Supplied records:
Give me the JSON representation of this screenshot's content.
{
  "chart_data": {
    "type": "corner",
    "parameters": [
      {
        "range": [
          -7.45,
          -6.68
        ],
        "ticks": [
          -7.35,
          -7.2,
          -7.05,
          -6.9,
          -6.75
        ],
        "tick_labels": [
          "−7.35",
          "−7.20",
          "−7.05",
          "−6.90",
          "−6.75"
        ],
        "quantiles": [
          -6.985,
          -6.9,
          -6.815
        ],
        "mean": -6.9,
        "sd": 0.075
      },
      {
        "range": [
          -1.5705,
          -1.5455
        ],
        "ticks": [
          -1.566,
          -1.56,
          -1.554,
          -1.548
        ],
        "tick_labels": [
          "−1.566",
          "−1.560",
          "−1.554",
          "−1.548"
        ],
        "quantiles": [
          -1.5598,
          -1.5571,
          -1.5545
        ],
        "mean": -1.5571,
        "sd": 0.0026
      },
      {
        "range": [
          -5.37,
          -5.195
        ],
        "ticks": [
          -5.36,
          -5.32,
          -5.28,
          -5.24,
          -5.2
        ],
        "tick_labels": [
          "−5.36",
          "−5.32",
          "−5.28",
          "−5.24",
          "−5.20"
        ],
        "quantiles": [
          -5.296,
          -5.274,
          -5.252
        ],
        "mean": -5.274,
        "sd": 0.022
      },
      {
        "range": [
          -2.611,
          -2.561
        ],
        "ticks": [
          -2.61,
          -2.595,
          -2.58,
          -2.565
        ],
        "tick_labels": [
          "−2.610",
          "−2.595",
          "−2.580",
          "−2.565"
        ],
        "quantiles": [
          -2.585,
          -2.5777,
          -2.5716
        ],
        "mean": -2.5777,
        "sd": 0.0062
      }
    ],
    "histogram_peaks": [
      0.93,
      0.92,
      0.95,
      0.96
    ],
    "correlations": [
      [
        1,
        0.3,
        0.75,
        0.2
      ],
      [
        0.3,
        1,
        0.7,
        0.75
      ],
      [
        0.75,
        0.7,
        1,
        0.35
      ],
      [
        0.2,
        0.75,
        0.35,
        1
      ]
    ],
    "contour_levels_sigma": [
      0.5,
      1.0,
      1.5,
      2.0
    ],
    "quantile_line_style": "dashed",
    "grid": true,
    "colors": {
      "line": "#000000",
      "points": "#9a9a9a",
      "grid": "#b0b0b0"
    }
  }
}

Stated exercise: Return the whole listing exactly.

Written response:
Give me the JSON representation of this screenshot's content.
{
  "chart_data": {
    "type": "corner",
    "parameters": [
      {
        "range": [
          -7.45,
          -6.68
        ],
        "ticks": [
          -7.35,
          -7.2,
          -7.05,
          -6.9,
          -6.75
        ],
        "tick_labels": [
          "−7.35",
          "−7.20",
          "−7.05",
          "−6.90",
          "−6.75"
        ],
        "quantiles": [
          -6.985,
          -6.9,
          -6.815
        ],
        "mean": -6.9,
        "sd": 0.075
      },
      {
        "range": [
          -1.5705,
          -1.5455
        ],
        "ticks": [
          -1.566,
          -1.56,
          -1.554,
          -1.548
        ],
        "tick_labels": [
          "−1.566",
          "−1.560",
          "−1.554",
          "−1.548"
        ],
        "quantiles": [
          -1.5598,
          -1.5571,
          -1.5545
        ],
        "mean": -1.5571,
        "sd": 0.0026
      },
      {
        "range": [
          -5.37,
          -5.195
        ],
        "ticks": [
          -5.36,
          -5.32,
          -5.28,
          -5.24,
          -5.2
        ],
        "tick_labels": [
          "−5.36",
          "−5.32",
          "−5.28",
          "−5.24",
          "−5.20"
        ],
        "quantiles": [
          -5.296,
          -5.274,
          -5.252
        ],
        "mean": -5.274,
        "sd": 0.022
      },
      {
        "range": [
          -2.611,
          -2.561
        ],
        "ticks": [
          -2.61,
          -2.595,
          -2.58,
          -2.565
        ],
        "tick_labels": [
          "−2.610",
          "−2.595",
          "−2.580",
          "−2.565"
        ],
        "quantiles": [
          -2.585,
          -2.5777,
          -2.5716
        ],
        "mean": -2.5777,
        "sd": 0.0062
      }
    ],
    "histogram_peaks": [
      0.93,
      0.92,
      0.95,
      0.96
    ],
    "correlations": [
      [
        1,
        0.3,
        0.75,
        0.2
      ],
      [
        0.3,
        1,
        0.7,
        0.75
      ],
      [
        0.75,
        0.7,
        1,
        0.35
      ],
      [
        0.2,
        0.75,
        0.35,
        1
      ]
    ],
    "contour_levels_sigma": [
      0.5,
      1.0,
      1.5,
      2.0
    ],
    "quantile_line_style": "dashed",
    "grid": true,
    "colors": {
      "line": "#000000",
      "points": "#9a9a9a",
      "grid": "#b0b0b0"
    }
  }
}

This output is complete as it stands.